> Required task:
Reproduce all of the material exactly as shown.

________

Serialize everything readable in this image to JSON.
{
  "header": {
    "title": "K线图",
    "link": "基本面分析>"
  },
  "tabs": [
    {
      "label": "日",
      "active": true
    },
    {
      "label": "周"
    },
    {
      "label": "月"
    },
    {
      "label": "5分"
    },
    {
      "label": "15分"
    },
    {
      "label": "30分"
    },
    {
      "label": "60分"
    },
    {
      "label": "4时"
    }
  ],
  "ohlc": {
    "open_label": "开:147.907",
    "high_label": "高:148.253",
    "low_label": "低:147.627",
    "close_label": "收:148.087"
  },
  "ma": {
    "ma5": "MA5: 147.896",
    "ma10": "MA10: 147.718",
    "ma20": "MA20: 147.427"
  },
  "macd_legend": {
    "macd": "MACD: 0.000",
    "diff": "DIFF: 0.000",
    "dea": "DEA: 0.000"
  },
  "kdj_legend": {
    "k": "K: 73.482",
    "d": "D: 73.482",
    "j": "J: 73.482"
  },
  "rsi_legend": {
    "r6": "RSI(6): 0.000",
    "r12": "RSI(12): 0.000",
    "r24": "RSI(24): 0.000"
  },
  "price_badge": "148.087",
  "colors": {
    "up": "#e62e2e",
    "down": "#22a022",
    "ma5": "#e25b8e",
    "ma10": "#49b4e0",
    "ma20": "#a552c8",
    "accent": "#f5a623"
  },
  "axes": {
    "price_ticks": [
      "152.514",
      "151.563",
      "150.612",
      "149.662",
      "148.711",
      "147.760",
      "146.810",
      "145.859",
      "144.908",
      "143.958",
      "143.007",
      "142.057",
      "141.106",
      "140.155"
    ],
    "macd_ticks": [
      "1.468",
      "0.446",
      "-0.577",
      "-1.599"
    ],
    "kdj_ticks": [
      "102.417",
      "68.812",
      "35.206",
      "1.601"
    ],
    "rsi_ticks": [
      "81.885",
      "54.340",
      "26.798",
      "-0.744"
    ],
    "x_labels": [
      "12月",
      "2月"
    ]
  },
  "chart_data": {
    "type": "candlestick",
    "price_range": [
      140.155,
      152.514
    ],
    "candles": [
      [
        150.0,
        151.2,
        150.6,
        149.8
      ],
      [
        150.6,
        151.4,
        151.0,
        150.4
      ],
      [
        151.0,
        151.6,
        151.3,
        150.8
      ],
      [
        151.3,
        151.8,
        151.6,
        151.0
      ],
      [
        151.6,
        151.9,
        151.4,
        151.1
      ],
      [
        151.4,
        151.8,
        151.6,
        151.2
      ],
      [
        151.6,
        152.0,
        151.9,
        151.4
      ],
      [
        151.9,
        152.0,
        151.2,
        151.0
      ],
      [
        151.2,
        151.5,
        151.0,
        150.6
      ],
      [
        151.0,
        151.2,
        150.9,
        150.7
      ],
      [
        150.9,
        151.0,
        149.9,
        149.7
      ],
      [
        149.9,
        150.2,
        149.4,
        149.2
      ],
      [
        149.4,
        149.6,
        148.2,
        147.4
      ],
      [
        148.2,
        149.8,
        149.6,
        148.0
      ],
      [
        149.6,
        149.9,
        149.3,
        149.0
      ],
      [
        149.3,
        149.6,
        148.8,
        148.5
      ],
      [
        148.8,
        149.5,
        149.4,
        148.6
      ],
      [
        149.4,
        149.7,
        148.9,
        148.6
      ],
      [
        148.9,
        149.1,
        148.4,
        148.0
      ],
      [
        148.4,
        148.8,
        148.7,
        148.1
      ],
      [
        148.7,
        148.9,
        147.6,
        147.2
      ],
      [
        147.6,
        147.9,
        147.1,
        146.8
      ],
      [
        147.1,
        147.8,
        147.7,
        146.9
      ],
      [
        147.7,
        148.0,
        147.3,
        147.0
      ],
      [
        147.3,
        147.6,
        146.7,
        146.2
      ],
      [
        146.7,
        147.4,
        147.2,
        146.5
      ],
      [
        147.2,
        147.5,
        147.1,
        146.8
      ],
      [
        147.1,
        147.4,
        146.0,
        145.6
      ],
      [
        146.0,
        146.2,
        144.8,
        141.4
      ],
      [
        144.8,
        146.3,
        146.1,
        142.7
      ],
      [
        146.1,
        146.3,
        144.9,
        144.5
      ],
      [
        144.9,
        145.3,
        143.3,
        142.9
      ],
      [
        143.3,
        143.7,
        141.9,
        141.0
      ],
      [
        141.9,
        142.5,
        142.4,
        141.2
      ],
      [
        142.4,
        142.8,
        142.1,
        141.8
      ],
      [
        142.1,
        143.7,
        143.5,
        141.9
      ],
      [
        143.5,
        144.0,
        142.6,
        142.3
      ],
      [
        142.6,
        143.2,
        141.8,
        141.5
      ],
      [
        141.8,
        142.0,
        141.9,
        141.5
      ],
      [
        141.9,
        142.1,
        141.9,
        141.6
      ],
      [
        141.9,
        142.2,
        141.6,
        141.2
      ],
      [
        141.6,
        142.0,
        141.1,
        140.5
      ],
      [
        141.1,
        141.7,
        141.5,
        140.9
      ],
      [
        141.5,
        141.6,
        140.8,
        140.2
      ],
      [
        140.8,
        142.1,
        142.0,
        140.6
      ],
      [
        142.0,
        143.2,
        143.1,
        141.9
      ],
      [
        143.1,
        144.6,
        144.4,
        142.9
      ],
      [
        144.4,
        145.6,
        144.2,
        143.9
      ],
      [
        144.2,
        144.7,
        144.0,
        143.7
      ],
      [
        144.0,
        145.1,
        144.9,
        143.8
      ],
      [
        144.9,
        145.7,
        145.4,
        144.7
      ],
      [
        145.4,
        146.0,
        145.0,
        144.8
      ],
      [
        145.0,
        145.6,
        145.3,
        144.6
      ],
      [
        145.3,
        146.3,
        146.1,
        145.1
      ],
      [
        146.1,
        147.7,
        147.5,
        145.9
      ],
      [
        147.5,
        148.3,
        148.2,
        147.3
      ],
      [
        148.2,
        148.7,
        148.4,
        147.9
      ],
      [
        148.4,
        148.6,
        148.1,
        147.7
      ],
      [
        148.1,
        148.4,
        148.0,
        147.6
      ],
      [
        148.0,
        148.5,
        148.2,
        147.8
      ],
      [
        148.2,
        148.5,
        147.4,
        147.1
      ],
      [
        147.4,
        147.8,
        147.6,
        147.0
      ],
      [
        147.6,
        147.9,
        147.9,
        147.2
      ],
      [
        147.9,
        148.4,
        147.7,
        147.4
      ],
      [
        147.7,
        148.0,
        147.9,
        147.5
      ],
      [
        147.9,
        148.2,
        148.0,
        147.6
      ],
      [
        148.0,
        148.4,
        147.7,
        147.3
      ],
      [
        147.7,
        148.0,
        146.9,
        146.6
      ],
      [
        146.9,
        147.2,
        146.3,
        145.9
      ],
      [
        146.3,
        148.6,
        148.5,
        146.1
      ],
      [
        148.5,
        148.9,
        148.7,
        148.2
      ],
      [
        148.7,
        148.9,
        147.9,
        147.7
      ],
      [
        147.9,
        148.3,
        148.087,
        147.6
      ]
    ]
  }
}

________

> Solution to this exercise:
Serialize everything readable in this image to JSON.
{
  "header": {
    "title": "K线图",
    "link": "基本面分析>"
  },
  "tabs": [
    {
      "label": "日",
      "active": true
    },
    {
      "label": "周"
    },
    {
      "label": "月"
    },
    {
      "label": "5分"
    },
    {
      "label": "15分"
    },
    {
      "label": "30分"
    },
    {
      "label": "60分"
    },
    {
      "label": "4时"
    }
  ],
  "ohlc": {
    "open_label": "开:147.907",
    "high_label": "高:148.253",
    "low_label": "低:147.627",
    "close_label": "收:148.087"
  },
  "ma": {
    "ma5": "MA5: 147.896",
    "ma10": "MA10: 147.718",
    "ma20": "MA20: 147.427"
  },
  "macd_legend": {
    "macd": "MACD: 0.000",
    "diff": "DIFF: 0.000",
    "dea": "DEA: 0.000"
  },
  "kdj_legend": {
    "k": "K: 73.482",
    "d": "D: 73.482",
    "j": "J: 73.482"
  },
  "rsi_legend": {
    "r6": "RSI(6): 0.000",
    "r12": "RSI(12): 0.000",
    "r24": "RSI(24): 0.000"
  },
  "price_badge": "148.087",
  "colors": {
    "up": "#e62e2e",
    "down": "#22a022",
    "ma5": "#e25b8e",
    "ma10": "#49b4e0",
    "ma20": "#a552c8",
    "accent": "#f5a623"
  },
  "axes": {
    "price_ticks": [
      "152.514",
      "151.563",
      "150.612",
      "149.662",
      "148.711",
      "147.760",
      "146.810",
      "145.859",
      "144.908",
      "143.958",
      "143.007",
      "142.057",
      "141.106",
      "140.155"
    ],
    "macd_ticks": [
      "1.468",
      "0.446",
      "-0.577",
      "-1.599"
    ],
    "kdj_ticks": [
      "102.417",
      "68.812",
      "35.206",
      "1.601"
    ],
    "rsi_ticks": [
      "81.885",
      "54.340",
      "26.798",
      "-0.744"
    ],
    "x_labels": [
      "12月",
      "2月"
    ]
  },
  "chart_data": {
    "type": "candlestick",
    "price_range": [
      140.155,
      152.514
    ],
    "candles": [
      [
        150.0,
        151.2,
        150.6,
        149.8
      ],
      [
        150.6,
        151.4,
        151.0,
        150.4
      ],
      [
        151.0,
        151.6,
        151.3,
        150.8
      ],
      [
        151.3,
        151.8,
        151.6,
        151.0
      ],
      [
        151.6,
        151.9,
        151.4,
        151.1
      ],
      [
        151.4,
        151.8,
        151.6,
        151.2
      ],
      [
        151.6,
        152.0,
        151.9,
        151.4
      ],
      [
        151.9,
        152.0,
        151.2,
        151.0
      ],
      [
        151.2,
        151.5,
        151.0,
        150.6
      ],
      [
        151.0,
        151.2,
        150.9,
        150.7
      ],
      [
        150.9,
        151.0,
        149.9,
        149.7
      ],
      [
        149.9,
        150.2,
        149.4,
        149.2
      ],
      [
        149.4,
        149.6,
        148.2,
        147.4
      ],
      [
        148.2,
        149.8,
        149.6,
        148.0
      ],
      [
        149.6,
        149.9,
        149.3,
        149.0
      ],
      [
        149.3,
        149.6,
        148.8,
        148.5
      ],
      [
        148.8,
        149.5,
        149.4,
        148.6
      ],
      [
        149.4,
        149.7,
        148.9,
        148.6
      ],
      [
        148.9,
        149.1,
        148.4,
        148.0
      ],
      [
        148.4,
        148.8,
        148.7,
        148.1
      ],
      [
        148.7,
        148.9,
        147.6,
        147.2
      ],
      [
        147.6,
        147.9,
        147.1,
        146.8
      ],
      [
        147.1,
        147.8,
        147.7,
        146.9
      ],
      [
        147.7,
        148.0,
        147.3,
        147.0
      ],
      [
        147.3,
        147.6,
        146.7,
        146.2
      ],
      [
        146.7,
        147.4,
        147.2,
        146.5
      ],
      [
        147.2,
        147.5,
        147.1,
        146.8
      ],
      [
        147.1,
        147.4,
        146.0,
        145.6
      ],
      [
        146.0,
        146.2,
        144.8,
        141.4
      ],
      [
        144.8,
        146.3,
        146.1,
        142.7
      ],
      [
        146.1,
        146.3,
        144.9,
        144.5
      ],
      [
        144.9,
        145.3,
        143.3,
        142.9
      ],
      [
        143.3,
        143.7,
        141.9,
        141.0
      ],
      [
        141.9,
        142.5,
        142.4,
        141.2
      ],
      [
        142.4,
        142.8,
        142.1,
        141.8
      ],
      [
        142.1,
        143.7,
        143.5,
        141.9
      ],
      [
        143.5,
        144.0,
        142.6,
        142.3
      ],
      [
        142.6,
        143.2,
        141.8,
        141.5
      ],
      [
        141.8,
        142.0,
        141.9,
        141.5
      ],
      [
        141.9,
        142.1,
        141.9,
        141.6
      ],
      [
        141.9,
        142.2,
        141.6,
        141.2
      ],
      [
        141.6,
        142.0,
        141.1,
        140.5
      ],
      [
        141.1,
        141.7,
        141.5,
        140.9
      ],
      [
        141.5,
        141.6,
        140.8,
        140.2
      ],
      [
        140.8,
        142.1,
        142.0,
        140.6
      ],
      [
        142.0,
        143.2,
        143.1,
        141.9
      ],
      [
        143.1,
        144.6,
        144.4,
        142.9
      ],
      [
        144.4,
        145.6,
        144.2,
        143.9
      ],
      [
        144.2,
        144.7,
        144.0,
        143.7
      ],
      [
        144.0,
        145.1,
        144.9,
        143.8
      ],
      [
        144.9,
        145.7,
        145.4,
        144.7
      ],
      [
        145.4,
        146.0,
        145.0,
        144.8
      ],
      [
        145.0,
        145.6,
        145.3,
        144.6
      ],
      [
        145.3,
        146.3,
        146.1,
        145.1
      ],
      [
        146.1,
        147.7,
        147.5,
        145.9
      ],
      [
        147.5,
        148.3,
        148.2,
        147.3
      ],
      [
        148.2,
        148.7,
        148.4,
        147.9
      ],
      [
        148.4,
        148.6,
        148.1,
        147.7
      ],
      [
        148.1,
        148.4,
        148.0,
        147.6
      ],
      [
        148.0,
        148.5,
        148.2,
        147.8
      ],
      [
        148.2,
        148.5,
        147.4,
        147.1
      ],
      [
        147.4,
        147.8,
        147.6,
        147.0
      ],
      [
        147.6,
        147.9,
        147.9,
        147.2
      ],
      [
        147.9,
        148.4,
        147.7,
        147.4
      ],
      [
        147.7,
        148.0,
        147.9,
        147.5
      ],
      [
        147.9,
        148.2,
        148.0,
        147.6
      ],
      [
        148.0,
        148.4,
        147.7,
        147.3
      ],
      [
        147.7,
        148.0,
        146.9,
        146.6
      ],
      [
        146.9,
        147.2,
        146.3,
        145.9
      ],
      [
        146.3,
        148.6,
        148.5,
        146.1
      ],
      [
        148.5,
        148.9,
        148.7,
        148.2
      ],
      [
        148.7,
        148.9,
        147.9,
        147.7
      ],
      [
        147.9,
        148.3,
        148.087,
        147.6
      ]
    ]
  }
}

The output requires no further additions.